▸ **Written exercise**
For each line below that contains the string "User", copy that line.

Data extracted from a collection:
┌────────

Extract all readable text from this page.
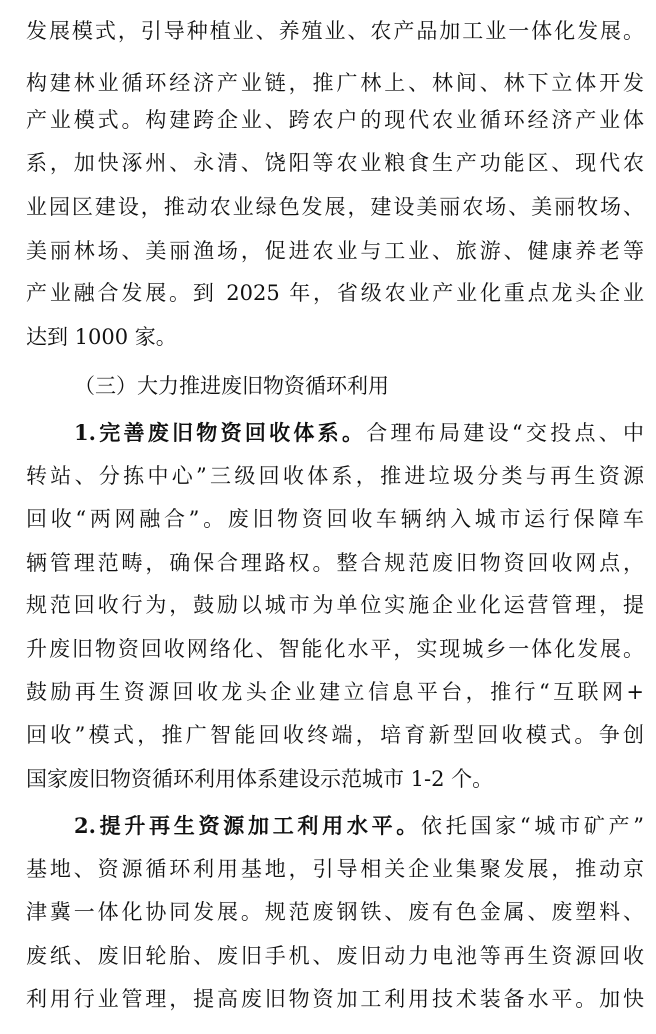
发展模式，引导种植业、养殖业、农产品加工业一体化发展。
构建林业循环经济产业链，推广林上、林间、林下立体开发
产业模式。构建跨企业、跨农户的现代农业循环经济产业体
系，加快涿州、永清、饶阳等农业粮食生产功能区、现代农
业园区建设，推动农业绿色发展，建设美丽农场、美丽牧场、
美丽林场、美丽渔场，促进农业与工业、旅游、健康养老等
产业融合发展。到 2025 年，省级农业产业化重点龙头企业
达到 1000 家。
（三）大力推进废旧物资循环利用
1.完善废旧物资回收体系。合理布局建设“交投点、中
转站、分拣中心”三级回收体系，推进垃圾分类与再生资源
回收“两网融合”。废旧物资回收车辆纳入城市运行保障车
辆管理范畴，确保合理路权。整合规范废旧物资回收网点，
规范回收行为，鼓励以城市为单位实施企业化运营管理，提
升废旧物资回收网络化、智能化水平，实现城乡一体化发展。
鼓励再生资源回收龙头企业建立信息平台，推行“互联网+
回收”模式，推广智能回收终端，培育新型回收模式。争创
国家废旧物资循环利用体系建设示范城市 1-2 个。
2.提升再生资源加工利用水平。依托国家“城市矿产”
基地、资源循环利用基地，引导相关企业集聚发展，推动京
津冀一体化协同发展。规范废钢铁、废有色金属、废塑料、
废纸、废旧轮胎、废旧手机、废旧动力电池等再生资源回收
利用行业管理，提高废旧物资加工利用技术装备水平。加快
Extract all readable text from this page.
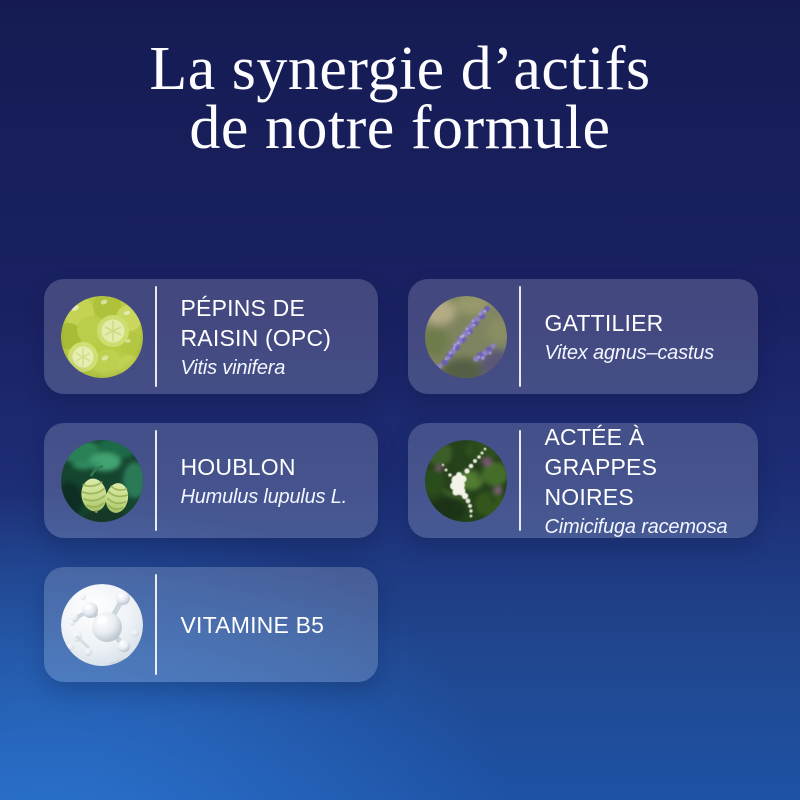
La synergie d’actifs
de notre formule
PÉPINS DE RAISIN (OPC)
Vitis vinifera
GATTILIER
Vitex agnus–castus
HOUBLON
Humulus lupulus L.
ACTÉE À GRAPPES NOIRES
Cimicifuga racemosa
VITAMINE B5
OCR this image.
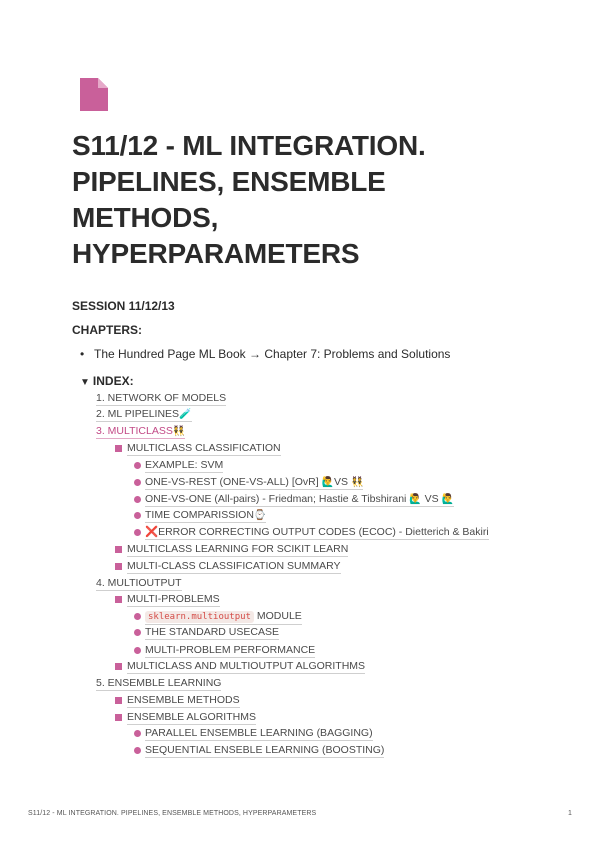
S11/12 - ML INTEGRATION.
PIPELINES, ENSEMBLE
METHODS,
HYPERPARAMETERS
SESSION 11/12/13
CHAPTERS:
• The Hundred Page ML Book → Chapter 7: Problems and Solutions
▼ INDEX:
1. NETWORK OF MODELS
2. ML PIPELINES🧪
3. MULTICLASS👯
MULTICLASS CLASSIFICATION
EXAMPLE: SVM
ONE-VS-REST (ONE-VS-ALL) [OvR] 🙋‍♂️VS 👯
ONE-VS-ONE (All-pairs) - Friedman; Hastie & Tibshirani 🙋‍♂️ VS 🙋‍♂️
TIME COMPARISSION⌚
❌ERROR CORRECTING OUTPUT CODES (ECOC) - Dietterich & Bakiri
MULTICLASS LEARNING FOR SCIKIT LEARN
MULTI-CLASS CLASSIFICATION SUMMARY
4. MULTIOUTPUT
MULTI-PROBLEMS
sklearn.multioutput MODULE
THE STANDARD USECASE
MULTI-PROBLEM PERFORMANCE
MULTICLASS AND MULTIOUTPUT ALGORITHMS
5. ENSEMBLE LEARNING
ENSEMBLE METHODS
ENSEMBLE ALGORITHMS
PARALLEL ENSEMBLE LEARNING (BAGGING)
SEQUENTIAL ENSEBLE LEARNING (BOOSTING)
S11/12 - ML INTEGRATION. PIPELINES, ENSEMBLE METHODS, HYPERPARAMETERS	1
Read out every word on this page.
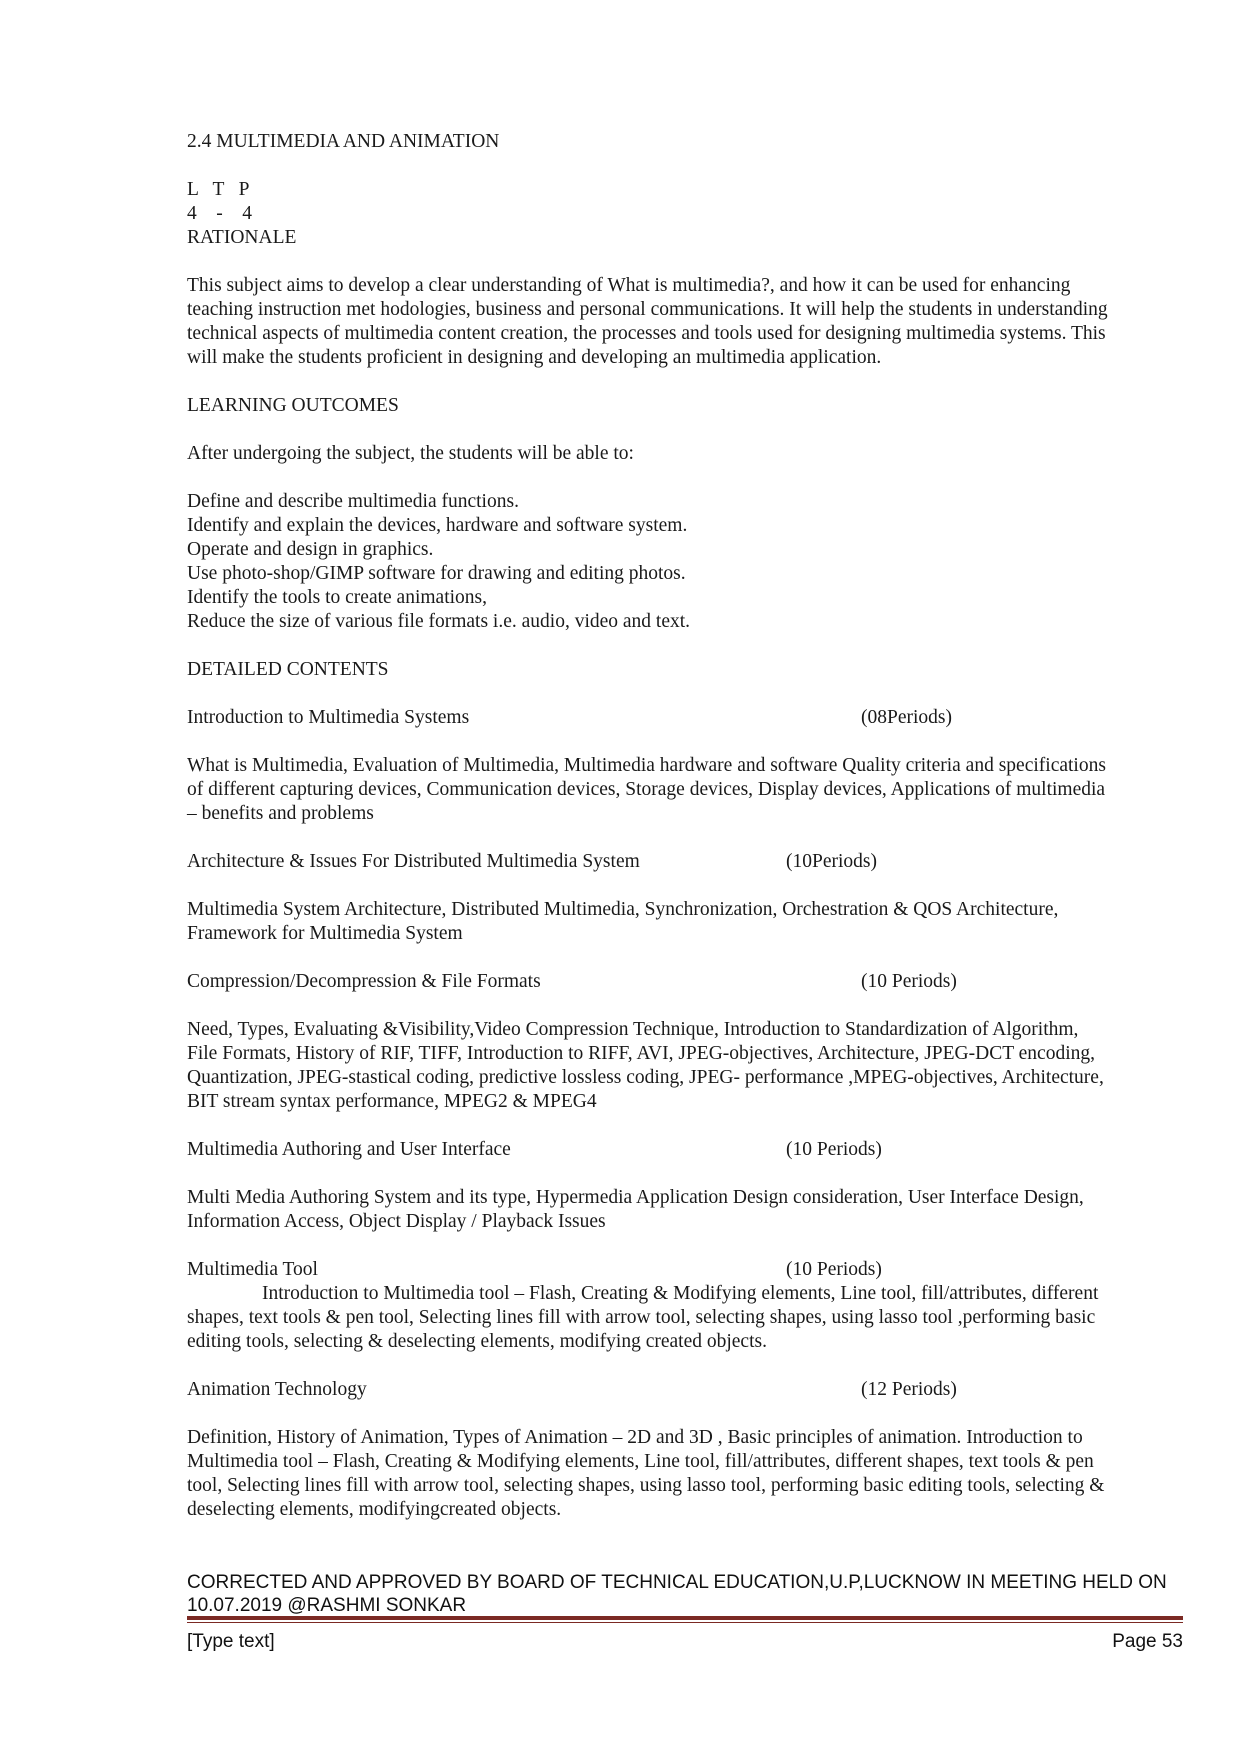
2.4 MULTIMEDIA AND ANIMATION
L   T   P
4    -    4
RATIONALE
This subject aims to develop a clear understanding of What is multimedia?, and how it can be used for enhancing
teaching instruction met hodologies, business and personal communications. It will help the students in understanding
technical aspects of multimedia content creation, the processes and tools used for designing multimedia systems. This
will make the students proficient in designing and developing an multimedia application.
LEARNING OUTCOMES
After undergoing the subject, the students will be able to:
Define and describe multimedia functions.
Identify and explain the devices, hardware and software system.
Operate and design in graphics.
Use photo-shop/GIMP software for drawing and editing photos.
Identify the tools to create animations,
Reduce the size of various file formats i.e. audio, video and text.
DETAILED CONTENTS
Introduction to Multimedia Systems	(08Periods)
What is Multimedia, Evaluation of Multimedia, Multimedia hardware and software Quality criteria and specifications
of different capturing devices, Communication devices, Storage devices, Display devices, Applications of multimedia
– benefits and problems
Architecture & Issues For Distributed Multimedia System	(10Periods)
Multimedia System Architecture, Distributed Multimedia, Synchronization, Orchestration & QOS Architecture,
Framework for Multimedia System
Compression/Decompression & File Formats	(10 Periods)
Need, Types, Evaluating &Visibility,Video Compression Technique, Introduction to Standardization of Algorithm,
File Formats, History of RIF, TIFF, Introduction to RIFF, AVI, JPEG-objectives, Architecture, JPEG-DCT encoding,
Quantization, JPEG-stastical coding, predictive lossless coding, JPEG- performance ,MPEG-objectives, Architecture,
BIT stream syntax performance, MPEG2 & MPEG4
Multimedia Authoring and User Interface	(10 Periods)
Multi Media Authoring System and its type, Hypermedia Application Design consideration, User Interface Design,
Information Access, Object Display / Playback Issues
Multimedia Tool	(10 Periods)
Introduction to Multimedia tool – Flash, Creating & Modifying elements, Line tool, fill/attributes, different
shapes, text tools & pen tool, Selecting lines fill with arrow tool, selecting shapes, using lasso tool ,performing basic
editing tools, selecting & deselecting elements, modifying created objects.
Animation Technology	(12 Periods)
Definition, History of Animation, Types of Animation – 2D and 3D , Basic principles of animation. Introduction to
Multimedia tool – Flash, Creating & Modifying elements, Line tool, fill/attributes, different shapes, text tools & pen
tool, Selecting lines fill with arrow tool, selecting shapes, using lasso tool, performing basic editing tools, selecting &
deselecting elements, modifyingcreated objects.
CORRECTED AND APPROVED BY BOARD OF TECHNICAL EDUCATION,U.P,LUCKNOW IN MEETING HELD ON
10.07.2019 @RASHMI SONKAR
[Type text]	Page 53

└────────

▸ **Result of this exercise**
Multimedia Authoring and User Interface	(10 Periods)
Multi Media Authoring System and its type, Hypermedia Application Design consideration, User Interface Design,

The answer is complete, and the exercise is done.